* [Data entries]:
+++

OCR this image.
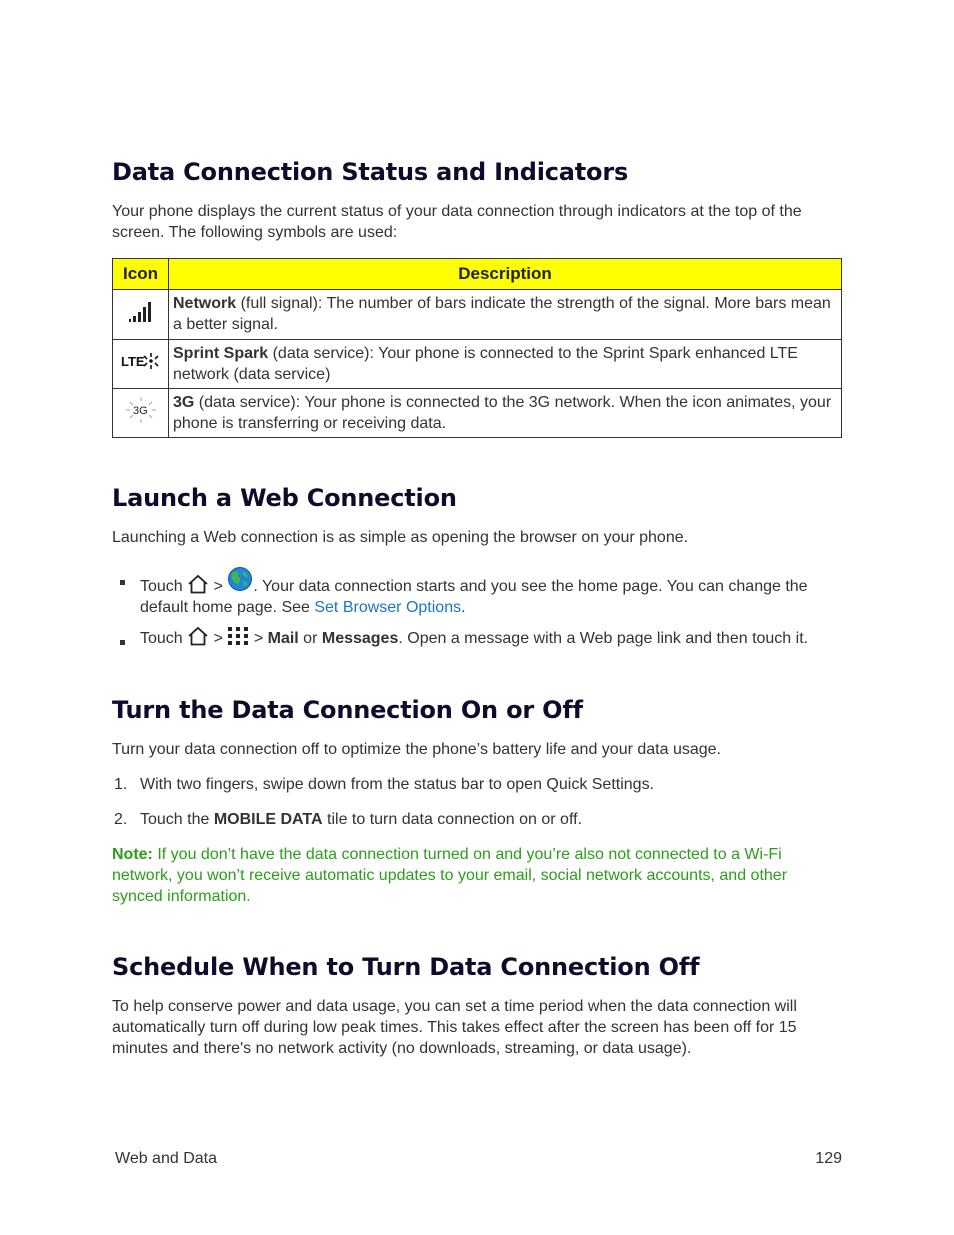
Data Connection Status and Indicators

Your phone displays the current status of your data connection through indicators at the top of the screen. The following symbols are used:

Icon	Description
	Network (full signal): The number of bars indicate the strength of the signal. More bars mean a better signal.

LTE	Sprint Spark (data service): Your phone is connected to the Sprint Spark enhanced LTE network (data service)

3G	3G (data service): Your phone is connected to the 3G network. When the icon animates, your phone is transferring or receiving data.
Launch a Web Connection

Launching a Web connection is as simple as opening the browser on your phone.

Touch  > . Your data connection starts and you see the home page. You can change the default home page. See Set Browser Options.
Touch  >  > Mail or Messages. Open a message with a Web page link and then touch it.
Turn the Data Connection On or Off

Turn your data connection off to optimize the phone’s battery life and your data usage.

1. With two fingers, swipe down from the status bar to open Quick Settings.
2. Touch the MOBILE DATA tile to turn data connection on or off.

Note: If you don’t have the data connection turned on and you’re also not connected to a Wi-Fi network, you won’t receive automatic updates to your email, social network accounts, and other synced information.

Schedule When to Turn Data Connection Off

To help conserve power and data usage, you can set a time period when the data connection will automatically turn off during low peak times. This takes effect after the screen has been off for 15 minutes and there's no network activity (no downloads, streaming, or data usage).

Web and Data	129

+++

* [WORK INSTRUCTIONS]: Reproduce all entries exactly. Pictures do not belong in the copy.

* [TASK ANSWER]:
OCR this image.
Data Connection Status and Indicators

Your phone displays the current status of your data connection through indicators at the top of the screen. The following symbols are used:

Icon	Description
	Network (full signal): The number of bars indicate the strength of the signal. More bars mean a better signal.

LTE	Sprint Spark (data service): Your phone is connected to the Sprint Spark enhanced LTE network (data service)

3G	3G (data service): Your phone is connected to the 3G network. When the icon animates, your phone is transferring or receiving data.
Launch a Web Connection

Launching a Web connection is as simple as opening the browser on your phone.

Touch  > . Your data connection starts and you see the home page. You can change the default home page. See Set Browser Options.
Touch  >  > Mail or Messages. Open a message with a Web page link and then touch it.
Turn the Data Connection On or Off

Turn your data connection off to optimize the phone’s battery life and your data usage.

1. With two fingers, swipe down from the status bar to open Quick Settings.
2. Touch the MOBILE DATA tile to turn data connection on or off.

Note: If you don’t have the data connection turned on and you’re also not connected to a Wi-Fi network, you won’t receive automatic updates to your email, social network accounts, and other synced information.

Schedule When to Turn Data Connection Off

To help conserve power and data usage, you can set a time period when the data connection will automatically turn off during low peak times. This takes effect after the screen has been off for 15 minutes and there's no network activity (no downloads, streaming, or data usage).

Web and Data	129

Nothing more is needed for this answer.